> **Brief**
Determine the number of lines in the data that include the word "音乐表演", and write only that number.

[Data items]
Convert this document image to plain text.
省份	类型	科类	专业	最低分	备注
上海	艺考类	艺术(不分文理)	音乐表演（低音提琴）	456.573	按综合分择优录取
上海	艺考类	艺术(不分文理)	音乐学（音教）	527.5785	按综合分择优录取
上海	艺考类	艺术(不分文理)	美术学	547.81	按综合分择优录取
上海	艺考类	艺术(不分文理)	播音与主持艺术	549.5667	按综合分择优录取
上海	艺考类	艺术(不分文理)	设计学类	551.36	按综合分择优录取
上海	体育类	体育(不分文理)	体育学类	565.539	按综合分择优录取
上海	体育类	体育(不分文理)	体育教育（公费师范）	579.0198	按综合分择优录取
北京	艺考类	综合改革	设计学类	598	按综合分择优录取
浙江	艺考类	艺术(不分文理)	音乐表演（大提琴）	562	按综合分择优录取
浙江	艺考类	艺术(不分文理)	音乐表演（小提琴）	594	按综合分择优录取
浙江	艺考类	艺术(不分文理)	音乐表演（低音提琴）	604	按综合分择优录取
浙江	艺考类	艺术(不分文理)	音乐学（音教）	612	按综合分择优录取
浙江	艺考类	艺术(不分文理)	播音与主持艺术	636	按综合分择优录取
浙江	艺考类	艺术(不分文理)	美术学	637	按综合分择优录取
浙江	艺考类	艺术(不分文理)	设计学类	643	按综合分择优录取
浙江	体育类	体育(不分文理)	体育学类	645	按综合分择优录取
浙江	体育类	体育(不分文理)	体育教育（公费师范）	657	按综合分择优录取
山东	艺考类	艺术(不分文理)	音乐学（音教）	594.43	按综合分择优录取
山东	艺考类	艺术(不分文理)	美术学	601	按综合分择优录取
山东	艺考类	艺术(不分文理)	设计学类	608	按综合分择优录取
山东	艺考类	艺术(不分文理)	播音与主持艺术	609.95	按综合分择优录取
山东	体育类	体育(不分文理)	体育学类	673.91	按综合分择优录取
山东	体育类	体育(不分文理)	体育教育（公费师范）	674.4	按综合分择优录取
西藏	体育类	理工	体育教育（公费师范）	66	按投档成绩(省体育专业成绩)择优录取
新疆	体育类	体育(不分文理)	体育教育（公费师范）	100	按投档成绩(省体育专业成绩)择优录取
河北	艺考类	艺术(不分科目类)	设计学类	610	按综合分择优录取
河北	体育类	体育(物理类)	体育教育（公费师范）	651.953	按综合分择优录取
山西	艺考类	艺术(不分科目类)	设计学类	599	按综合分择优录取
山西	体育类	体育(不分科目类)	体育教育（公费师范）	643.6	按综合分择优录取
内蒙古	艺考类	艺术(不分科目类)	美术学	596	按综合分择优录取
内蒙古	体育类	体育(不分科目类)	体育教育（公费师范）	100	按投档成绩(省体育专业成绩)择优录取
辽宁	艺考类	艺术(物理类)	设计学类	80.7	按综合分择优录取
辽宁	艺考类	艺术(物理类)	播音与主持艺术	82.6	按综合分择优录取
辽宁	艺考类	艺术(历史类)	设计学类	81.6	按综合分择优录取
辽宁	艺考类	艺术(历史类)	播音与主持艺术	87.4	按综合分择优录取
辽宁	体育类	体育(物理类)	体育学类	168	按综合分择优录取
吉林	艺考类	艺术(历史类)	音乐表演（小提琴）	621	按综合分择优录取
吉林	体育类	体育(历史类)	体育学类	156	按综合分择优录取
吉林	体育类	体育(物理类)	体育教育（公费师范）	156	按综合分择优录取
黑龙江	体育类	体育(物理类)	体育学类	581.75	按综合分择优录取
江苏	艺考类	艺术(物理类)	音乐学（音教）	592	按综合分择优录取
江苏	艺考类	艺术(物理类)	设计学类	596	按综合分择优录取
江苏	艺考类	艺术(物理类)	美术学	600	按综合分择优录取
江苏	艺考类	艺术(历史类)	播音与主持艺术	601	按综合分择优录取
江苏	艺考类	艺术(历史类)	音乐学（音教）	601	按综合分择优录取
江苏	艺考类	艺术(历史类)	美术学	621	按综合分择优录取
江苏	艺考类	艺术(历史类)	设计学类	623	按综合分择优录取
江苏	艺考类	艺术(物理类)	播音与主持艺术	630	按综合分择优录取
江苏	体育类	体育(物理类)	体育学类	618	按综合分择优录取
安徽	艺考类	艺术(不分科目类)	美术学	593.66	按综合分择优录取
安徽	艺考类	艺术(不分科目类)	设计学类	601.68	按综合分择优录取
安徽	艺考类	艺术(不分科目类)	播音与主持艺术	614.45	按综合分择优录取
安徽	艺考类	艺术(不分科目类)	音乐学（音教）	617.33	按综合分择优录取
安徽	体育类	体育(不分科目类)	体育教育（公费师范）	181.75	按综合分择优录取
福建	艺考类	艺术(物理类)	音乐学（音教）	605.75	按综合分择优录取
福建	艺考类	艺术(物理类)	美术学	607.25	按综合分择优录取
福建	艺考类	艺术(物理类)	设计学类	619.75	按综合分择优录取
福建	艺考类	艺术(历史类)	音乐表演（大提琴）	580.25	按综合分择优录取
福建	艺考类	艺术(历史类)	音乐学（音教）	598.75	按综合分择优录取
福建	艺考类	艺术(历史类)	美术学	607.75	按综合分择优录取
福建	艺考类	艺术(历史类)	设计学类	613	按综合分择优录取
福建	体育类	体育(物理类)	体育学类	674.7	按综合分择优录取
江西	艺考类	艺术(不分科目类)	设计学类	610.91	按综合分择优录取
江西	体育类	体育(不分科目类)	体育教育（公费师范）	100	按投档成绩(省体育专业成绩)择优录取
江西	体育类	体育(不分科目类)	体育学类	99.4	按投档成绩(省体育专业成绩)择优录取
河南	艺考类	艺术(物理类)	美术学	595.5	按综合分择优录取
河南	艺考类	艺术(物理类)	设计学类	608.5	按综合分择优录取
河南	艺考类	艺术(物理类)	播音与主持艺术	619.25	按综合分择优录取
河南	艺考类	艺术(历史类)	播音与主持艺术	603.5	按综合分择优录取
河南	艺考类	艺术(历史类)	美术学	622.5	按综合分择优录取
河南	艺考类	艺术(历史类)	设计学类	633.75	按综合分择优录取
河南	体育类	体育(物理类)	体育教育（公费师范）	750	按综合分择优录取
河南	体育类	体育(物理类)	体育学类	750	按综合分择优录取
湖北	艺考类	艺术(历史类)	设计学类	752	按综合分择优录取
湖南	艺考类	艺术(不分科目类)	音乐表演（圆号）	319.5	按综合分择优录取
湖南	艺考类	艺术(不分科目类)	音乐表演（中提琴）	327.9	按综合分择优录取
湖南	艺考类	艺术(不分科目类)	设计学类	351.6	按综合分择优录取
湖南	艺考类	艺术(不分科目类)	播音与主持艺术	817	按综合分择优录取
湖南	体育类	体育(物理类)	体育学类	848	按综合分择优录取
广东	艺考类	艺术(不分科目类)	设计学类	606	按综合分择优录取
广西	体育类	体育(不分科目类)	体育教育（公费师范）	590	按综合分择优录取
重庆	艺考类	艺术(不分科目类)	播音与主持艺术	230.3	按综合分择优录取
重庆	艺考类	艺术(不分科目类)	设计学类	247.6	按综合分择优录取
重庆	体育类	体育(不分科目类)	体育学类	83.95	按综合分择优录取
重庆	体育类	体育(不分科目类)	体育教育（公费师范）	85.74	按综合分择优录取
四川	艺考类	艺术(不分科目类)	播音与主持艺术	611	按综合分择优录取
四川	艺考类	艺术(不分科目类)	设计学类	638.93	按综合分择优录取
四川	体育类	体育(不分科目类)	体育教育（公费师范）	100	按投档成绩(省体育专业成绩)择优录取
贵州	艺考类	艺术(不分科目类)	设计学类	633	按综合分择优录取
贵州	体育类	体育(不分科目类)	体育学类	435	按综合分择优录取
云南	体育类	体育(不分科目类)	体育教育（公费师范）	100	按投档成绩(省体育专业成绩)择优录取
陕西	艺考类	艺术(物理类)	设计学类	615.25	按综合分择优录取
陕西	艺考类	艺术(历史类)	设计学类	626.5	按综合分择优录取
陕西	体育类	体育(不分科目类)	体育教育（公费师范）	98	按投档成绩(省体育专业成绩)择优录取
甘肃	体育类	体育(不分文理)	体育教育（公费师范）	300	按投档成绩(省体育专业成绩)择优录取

> **Solution to the exercise**
8